(Saved entries)
== == ==
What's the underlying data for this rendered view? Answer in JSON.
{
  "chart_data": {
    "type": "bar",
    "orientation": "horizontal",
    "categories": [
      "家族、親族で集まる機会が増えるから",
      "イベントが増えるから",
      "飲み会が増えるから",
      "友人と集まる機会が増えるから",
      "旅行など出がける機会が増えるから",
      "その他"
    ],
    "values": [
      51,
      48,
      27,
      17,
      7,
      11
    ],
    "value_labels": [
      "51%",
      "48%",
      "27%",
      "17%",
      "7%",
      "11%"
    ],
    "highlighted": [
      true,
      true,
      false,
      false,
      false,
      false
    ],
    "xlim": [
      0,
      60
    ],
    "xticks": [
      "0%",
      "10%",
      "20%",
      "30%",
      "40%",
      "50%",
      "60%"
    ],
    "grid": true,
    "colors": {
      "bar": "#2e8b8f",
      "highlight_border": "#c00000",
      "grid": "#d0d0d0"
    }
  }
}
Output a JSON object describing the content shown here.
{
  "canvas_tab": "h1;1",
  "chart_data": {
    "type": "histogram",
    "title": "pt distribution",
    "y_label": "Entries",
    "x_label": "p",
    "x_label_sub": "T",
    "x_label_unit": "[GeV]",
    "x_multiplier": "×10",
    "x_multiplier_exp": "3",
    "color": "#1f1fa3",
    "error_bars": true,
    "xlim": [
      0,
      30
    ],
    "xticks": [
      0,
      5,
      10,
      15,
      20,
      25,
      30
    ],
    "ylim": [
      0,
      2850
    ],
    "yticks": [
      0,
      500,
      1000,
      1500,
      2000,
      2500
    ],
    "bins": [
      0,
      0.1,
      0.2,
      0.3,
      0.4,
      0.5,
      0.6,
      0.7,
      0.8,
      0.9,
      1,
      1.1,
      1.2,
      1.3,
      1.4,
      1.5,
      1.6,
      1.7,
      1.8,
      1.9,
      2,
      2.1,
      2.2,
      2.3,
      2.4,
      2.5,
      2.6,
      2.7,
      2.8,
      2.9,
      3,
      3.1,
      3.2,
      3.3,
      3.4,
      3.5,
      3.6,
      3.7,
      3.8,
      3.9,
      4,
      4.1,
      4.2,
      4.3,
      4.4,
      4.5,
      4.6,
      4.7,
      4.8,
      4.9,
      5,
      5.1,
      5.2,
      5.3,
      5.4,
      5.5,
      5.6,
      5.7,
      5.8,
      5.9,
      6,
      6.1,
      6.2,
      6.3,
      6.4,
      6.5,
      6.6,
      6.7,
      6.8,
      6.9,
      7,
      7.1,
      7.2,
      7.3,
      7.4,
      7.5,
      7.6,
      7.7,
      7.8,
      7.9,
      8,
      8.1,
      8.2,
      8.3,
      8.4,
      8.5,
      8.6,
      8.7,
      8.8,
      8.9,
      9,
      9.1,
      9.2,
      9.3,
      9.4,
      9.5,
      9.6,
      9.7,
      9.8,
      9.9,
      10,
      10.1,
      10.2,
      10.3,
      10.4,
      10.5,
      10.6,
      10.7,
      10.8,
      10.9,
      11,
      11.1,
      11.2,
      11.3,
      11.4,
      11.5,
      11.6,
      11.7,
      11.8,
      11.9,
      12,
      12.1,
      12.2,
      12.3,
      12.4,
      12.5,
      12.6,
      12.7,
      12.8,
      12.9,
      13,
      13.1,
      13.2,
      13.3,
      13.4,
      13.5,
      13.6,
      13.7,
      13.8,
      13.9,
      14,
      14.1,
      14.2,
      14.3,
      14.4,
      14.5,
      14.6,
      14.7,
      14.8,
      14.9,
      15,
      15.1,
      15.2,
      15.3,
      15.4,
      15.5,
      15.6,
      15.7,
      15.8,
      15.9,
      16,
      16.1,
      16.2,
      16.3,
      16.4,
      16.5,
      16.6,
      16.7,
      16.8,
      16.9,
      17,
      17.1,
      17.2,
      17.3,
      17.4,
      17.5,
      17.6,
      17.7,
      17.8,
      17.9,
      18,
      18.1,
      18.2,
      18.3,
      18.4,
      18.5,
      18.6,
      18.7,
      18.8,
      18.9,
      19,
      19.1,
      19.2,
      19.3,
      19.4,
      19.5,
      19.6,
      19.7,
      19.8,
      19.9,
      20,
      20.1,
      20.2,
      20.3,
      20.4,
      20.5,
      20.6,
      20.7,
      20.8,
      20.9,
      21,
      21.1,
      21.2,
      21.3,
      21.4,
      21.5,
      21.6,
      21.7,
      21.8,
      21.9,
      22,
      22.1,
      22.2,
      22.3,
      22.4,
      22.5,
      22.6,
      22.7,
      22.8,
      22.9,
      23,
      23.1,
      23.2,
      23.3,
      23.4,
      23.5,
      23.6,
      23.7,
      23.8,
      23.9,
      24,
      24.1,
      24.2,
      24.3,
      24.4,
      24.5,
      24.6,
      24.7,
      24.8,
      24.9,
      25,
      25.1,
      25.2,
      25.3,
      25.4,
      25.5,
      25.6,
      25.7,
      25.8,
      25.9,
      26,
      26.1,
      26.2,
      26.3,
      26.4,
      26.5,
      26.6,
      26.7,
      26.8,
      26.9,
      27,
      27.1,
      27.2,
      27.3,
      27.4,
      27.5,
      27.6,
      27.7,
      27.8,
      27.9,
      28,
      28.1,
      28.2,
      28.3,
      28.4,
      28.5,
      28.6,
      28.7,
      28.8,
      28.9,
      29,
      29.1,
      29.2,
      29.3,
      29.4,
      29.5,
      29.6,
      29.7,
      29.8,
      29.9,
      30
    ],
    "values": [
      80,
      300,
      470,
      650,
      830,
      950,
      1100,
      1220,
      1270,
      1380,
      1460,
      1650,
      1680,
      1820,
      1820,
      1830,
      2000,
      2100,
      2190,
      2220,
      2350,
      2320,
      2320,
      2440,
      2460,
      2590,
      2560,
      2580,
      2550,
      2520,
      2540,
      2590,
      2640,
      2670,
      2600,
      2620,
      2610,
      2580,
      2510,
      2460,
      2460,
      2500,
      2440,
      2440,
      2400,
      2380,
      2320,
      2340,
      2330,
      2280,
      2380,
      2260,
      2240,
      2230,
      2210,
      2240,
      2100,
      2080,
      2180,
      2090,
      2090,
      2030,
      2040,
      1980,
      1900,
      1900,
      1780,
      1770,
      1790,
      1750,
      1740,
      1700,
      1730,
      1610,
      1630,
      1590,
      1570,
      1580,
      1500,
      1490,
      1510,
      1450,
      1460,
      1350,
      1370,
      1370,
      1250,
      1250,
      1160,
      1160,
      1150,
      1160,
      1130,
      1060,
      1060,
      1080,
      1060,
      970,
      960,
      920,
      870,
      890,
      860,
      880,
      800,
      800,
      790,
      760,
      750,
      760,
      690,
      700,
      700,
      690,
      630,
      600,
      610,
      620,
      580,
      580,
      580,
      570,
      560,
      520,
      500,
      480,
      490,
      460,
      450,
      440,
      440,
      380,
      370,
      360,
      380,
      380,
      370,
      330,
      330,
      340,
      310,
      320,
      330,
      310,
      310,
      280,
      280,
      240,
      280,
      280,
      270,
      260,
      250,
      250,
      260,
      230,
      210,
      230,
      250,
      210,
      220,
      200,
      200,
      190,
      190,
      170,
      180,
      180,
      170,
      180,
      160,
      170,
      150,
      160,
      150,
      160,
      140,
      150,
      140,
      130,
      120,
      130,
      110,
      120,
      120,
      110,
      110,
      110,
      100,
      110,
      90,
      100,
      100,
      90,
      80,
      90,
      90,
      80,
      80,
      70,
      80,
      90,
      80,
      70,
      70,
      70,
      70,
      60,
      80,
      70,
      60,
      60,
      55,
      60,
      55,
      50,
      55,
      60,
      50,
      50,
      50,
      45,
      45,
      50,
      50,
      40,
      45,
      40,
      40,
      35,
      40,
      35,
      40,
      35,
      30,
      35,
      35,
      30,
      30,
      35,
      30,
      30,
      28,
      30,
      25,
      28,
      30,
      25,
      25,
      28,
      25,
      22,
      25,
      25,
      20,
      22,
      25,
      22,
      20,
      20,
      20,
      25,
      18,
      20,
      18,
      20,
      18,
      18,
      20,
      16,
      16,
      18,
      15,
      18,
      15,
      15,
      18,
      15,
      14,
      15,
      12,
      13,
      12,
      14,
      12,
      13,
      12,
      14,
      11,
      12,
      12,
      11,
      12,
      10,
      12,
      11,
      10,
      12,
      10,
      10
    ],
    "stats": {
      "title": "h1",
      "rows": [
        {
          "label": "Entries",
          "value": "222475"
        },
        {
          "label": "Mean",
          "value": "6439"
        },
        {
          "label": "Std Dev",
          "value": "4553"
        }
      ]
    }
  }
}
== == ==
**What you should do**
In the entries above, find every line holding the word "JSON" and copy it out.

**The output**
What's the underlying data for this rendered view? Answer in JSON.
Output a JSON object describing the content shown here.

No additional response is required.